**What to produce**: Give the listing again in full, exactly as written.

:: Data provided

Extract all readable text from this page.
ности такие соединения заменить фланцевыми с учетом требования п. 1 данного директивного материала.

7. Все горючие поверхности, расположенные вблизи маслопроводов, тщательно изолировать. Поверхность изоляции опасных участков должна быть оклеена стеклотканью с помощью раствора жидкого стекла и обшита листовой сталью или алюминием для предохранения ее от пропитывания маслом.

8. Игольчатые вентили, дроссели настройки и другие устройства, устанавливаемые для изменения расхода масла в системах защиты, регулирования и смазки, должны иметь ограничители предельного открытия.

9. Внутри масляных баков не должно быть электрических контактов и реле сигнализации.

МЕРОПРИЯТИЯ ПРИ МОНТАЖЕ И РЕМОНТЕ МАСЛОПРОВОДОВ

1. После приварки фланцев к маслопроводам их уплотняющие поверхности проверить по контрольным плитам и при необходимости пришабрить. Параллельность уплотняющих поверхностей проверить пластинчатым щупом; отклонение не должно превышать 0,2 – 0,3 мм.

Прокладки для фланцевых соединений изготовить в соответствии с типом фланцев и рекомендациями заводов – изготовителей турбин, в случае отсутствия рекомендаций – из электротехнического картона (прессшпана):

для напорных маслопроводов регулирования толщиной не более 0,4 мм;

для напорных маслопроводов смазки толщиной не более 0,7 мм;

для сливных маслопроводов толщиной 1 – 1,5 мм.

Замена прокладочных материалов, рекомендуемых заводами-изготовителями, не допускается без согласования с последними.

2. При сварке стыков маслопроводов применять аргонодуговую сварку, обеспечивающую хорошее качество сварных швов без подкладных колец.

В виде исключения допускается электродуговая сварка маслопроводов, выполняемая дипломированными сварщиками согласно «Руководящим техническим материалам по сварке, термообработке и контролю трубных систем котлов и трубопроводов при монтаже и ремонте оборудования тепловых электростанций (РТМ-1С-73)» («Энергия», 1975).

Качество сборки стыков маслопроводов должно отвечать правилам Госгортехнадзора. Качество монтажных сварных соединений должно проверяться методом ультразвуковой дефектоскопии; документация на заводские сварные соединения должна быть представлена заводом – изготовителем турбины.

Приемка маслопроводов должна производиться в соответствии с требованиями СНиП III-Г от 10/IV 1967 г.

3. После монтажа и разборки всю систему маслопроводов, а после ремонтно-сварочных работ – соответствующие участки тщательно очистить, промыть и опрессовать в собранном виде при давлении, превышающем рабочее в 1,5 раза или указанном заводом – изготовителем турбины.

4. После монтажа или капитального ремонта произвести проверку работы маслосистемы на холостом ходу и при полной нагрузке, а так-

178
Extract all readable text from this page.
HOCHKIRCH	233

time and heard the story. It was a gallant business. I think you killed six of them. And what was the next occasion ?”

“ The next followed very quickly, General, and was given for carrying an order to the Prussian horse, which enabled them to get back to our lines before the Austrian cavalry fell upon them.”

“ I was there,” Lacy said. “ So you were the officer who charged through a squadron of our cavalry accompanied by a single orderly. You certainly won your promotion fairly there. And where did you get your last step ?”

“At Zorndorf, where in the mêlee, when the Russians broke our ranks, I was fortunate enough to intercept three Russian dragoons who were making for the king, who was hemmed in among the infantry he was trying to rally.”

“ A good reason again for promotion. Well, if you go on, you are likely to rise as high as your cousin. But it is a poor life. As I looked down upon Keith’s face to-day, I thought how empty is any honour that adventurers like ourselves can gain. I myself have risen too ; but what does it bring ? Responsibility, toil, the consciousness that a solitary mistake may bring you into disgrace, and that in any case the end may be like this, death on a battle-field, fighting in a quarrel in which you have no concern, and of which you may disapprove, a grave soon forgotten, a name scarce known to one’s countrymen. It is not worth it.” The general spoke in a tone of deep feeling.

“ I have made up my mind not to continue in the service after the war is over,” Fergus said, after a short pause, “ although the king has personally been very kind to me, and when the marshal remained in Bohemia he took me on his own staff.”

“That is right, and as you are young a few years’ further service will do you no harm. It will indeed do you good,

::::

**Reply**:
Extract all readable text from this page.
ности такие соединения заменить фланцевыми с учетом требования п. 1 данного директивного материала.

7. Все горючие поверхности, расположенные вблизи маслопроводов, тщательно изолировать. Поверхность изоляции опасных участков должна быть оклеена стеклотканью с помощью раствора жидкого стекла и обшита листовой сталью или алюминием для предохранения ее от пропитывания маслом.

8. Игольчатые вентили, дроссели настройки и другие устройства, устанавливаемые для изменения расхода масла в системах защиты, регулирования и смазки, должны иметь ограничители предельного открытия.

9. Внутри масляных баков не должно быть электрических контактов и реле сигнализации.

МЕРОПРИЯТИЯ ПРИ МОНТАЖЕ И РЕМОНТЕ МАСЛОПРОВОДОВ

1. После приварки фланцев к маслопроводам их уплотняющие поверхности проверить по контрольным плитам и при необходимости пришабрить. Параллельность уплотняющих поверхностей проверить пластинчатым щупом; отклонение не должно превышать 0,2 – 0,3 мм.

Прокладки для фланцевых соединений изготовить в соответствии с типом фланцев и рекомендациями заводов – изготовителей турбин, в случае отсутствия рекомендаций – из электротехнического картона (прессшпана):

для напорных маслопроводов регулирования толщиной не более 0,4 мм;

для напорных маслопроводов смазки толщиной не более 0,7 мм;

для сливных маслопроводов толщиной 1 – 1,5 мм.

Замена прокладочных материалов, рекомендуемых заводами-изготовителями, не допускается без согласования с последними.

2. При сварке стыков маслопроводов применять аргонодуговую сварку, обеспечивающую хорошее качество сварных швов без подкладных колец.

В виде исключения допускается электродуговая сварка маслопроводов, выполняемая дипломированными сварщиками согласно «Руководящим техническим материалам по сварке, термообработке и контролю трубных систем котлов и трубопроводов при монтаже и ремонте оборудования тепловых электростанций (РТМ-1С-73)» («Энергия», 1975).

Качество сборки стыков маслопроводов должно отвечать правилам Госгортехнадзора. Качество монтажных сварных соединений должно проверяться методом ультразвуковой дефектоскопии; документация на заводские сварные соединения должна быть представлена заводом – изготовителем турбины.

Приемка маслопроводов должна производиться в соответствии с требованиями СНиП III-Г от 10/IV 1967 г.

3. После монтажа и разборки всю систему маслопроводов, а после ремонтно-сварочных работ – соответствующие участки тщательно очистить, промыть и опрессовать в собранном виде при давлении, превышающем рабочее в 1,5 раза или указанном заводом – изготовителем турбины.

4. После монтажа или капитального ремонта произвести проверку работы маслосистемы на холостом ходу и при полной нагрузке, а так-

178
Extract all readable text from this page.
HOCHKIRCH	233

time and heard the story. It was a gallant business. I think you killed six of them. And what was the next occasion ?”

“ The next followed very quickly, General, and was given for carrying an order to the Prussian horse, which enabled them to get back to our lines before the Austrian cavalry fell upon them.”

“ I was there,” Lacy said. “ So you were the officer who charged through a squadron of our cavalry accompanied by a single orderly. You certainly won your promotion fairly there. And where did you get your last step ?”

“At Zorndorf, where in the mêlee, when the Russians broke our ranks, I was fortunate enough to intercept three Russian dragoons who were making for the king, who was hemmed in among the infantry he was trying to rally.”

“ A good reason again for promotion. Well, if you go on, you are likely to rise as high as your cousin. But it is a poor life. As I looked down upon Keith’s face to-day, I thought how empty is any honour that adventurers like ourselves can gain. I myself have risen too ; but what does it bring ? Responsibility, toil, the consciousness that a solitary mistake may bring you into disgrace, and that in any case the end may be like this, death on a battle-field, fighting in a quarrel in which you have no concern, and of which you may disapprove, a grave soon forgotten, a name scarce known to one’s countrymen. It is not worth it.” The general spoke in a tone of deep feeling.

“ I have made up my mind not to continue in the service after the war is over,” Fergus said, after a short pause, “ although the king has personally been very kind to me, and when the marshal remained in Bohemia he took me on his own staff.”

“That is right, and as you are young a few years’ further service will do you no harm. It will indeed do you good,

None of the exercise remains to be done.